### PROBLEM DESCRIPTION
Take every line from the material that has the word "bandwidth" in it.

##### DATASET RECORDS

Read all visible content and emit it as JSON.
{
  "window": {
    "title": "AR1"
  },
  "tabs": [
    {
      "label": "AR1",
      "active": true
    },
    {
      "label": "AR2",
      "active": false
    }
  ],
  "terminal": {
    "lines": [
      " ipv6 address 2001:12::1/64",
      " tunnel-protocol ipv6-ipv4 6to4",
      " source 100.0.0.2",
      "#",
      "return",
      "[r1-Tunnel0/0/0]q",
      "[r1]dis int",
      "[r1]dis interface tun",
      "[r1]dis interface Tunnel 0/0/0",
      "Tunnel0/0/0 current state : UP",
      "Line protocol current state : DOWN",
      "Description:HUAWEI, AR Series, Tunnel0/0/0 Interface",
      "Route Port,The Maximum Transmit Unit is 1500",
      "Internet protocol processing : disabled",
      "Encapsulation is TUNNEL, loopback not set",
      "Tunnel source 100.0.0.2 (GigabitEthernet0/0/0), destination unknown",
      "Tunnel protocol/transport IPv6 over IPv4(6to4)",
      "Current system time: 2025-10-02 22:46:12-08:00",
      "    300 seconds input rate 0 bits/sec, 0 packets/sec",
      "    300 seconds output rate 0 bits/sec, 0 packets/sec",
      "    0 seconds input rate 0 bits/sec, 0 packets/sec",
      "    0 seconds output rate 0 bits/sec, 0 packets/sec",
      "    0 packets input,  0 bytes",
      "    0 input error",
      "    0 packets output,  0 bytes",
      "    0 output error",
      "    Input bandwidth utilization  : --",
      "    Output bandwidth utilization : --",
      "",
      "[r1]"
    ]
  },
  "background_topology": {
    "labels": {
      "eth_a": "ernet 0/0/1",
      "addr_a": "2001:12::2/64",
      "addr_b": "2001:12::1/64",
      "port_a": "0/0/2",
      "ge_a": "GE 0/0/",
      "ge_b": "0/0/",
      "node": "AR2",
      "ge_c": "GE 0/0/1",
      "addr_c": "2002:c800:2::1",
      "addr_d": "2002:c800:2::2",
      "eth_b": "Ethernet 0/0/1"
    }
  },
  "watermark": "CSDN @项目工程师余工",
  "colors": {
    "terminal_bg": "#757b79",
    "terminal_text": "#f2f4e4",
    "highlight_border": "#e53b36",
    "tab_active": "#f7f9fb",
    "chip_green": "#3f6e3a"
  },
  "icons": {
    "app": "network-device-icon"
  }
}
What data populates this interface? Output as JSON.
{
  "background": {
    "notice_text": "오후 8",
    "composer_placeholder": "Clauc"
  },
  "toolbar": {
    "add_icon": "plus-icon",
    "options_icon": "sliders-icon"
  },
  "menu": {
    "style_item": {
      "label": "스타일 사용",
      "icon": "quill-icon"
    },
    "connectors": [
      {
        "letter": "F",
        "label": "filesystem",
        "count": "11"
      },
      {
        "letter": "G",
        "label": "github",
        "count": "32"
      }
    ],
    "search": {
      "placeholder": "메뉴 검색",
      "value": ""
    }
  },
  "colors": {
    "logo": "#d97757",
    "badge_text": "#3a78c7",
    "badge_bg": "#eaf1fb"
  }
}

##########

### SOLUTION TO THE PROBLEM
      "    Input bandwidth utilization  : --",
      "    Output bandwidth utilization : --",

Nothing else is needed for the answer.